### Task objective
What number of lines in the material contain the word "JayWilson"? Give that number alone.
-------- Supplied information --------
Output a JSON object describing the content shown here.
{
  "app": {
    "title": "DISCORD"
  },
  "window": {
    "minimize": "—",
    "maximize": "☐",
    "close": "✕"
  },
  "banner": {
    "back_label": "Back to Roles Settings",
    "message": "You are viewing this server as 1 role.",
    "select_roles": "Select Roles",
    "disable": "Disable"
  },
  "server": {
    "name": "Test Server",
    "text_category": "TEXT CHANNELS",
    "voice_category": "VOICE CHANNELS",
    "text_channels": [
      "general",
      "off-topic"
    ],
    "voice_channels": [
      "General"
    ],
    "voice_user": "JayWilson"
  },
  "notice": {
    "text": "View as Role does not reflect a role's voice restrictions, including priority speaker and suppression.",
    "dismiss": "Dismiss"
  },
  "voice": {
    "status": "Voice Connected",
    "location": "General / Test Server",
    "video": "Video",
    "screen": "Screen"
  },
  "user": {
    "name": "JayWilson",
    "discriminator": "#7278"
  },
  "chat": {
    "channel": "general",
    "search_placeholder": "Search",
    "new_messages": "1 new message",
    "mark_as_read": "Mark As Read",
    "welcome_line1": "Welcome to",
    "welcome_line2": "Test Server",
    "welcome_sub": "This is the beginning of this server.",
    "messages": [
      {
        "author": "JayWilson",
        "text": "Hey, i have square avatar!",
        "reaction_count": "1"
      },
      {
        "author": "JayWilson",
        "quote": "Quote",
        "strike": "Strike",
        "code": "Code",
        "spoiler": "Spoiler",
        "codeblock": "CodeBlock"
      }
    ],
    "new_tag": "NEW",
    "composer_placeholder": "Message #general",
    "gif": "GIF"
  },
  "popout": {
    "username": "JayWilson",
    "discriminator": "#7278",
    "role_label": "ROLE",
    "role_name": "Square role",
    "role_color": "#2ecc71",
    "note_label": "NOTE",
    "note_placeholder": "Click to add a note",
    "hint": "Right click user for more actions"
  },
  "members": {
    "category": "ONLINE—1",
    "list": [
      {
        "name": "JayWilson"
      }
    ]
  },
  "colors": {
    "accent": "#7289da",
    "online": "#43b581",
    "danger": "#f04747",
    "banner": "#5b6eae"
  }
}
--------
### Answer below
6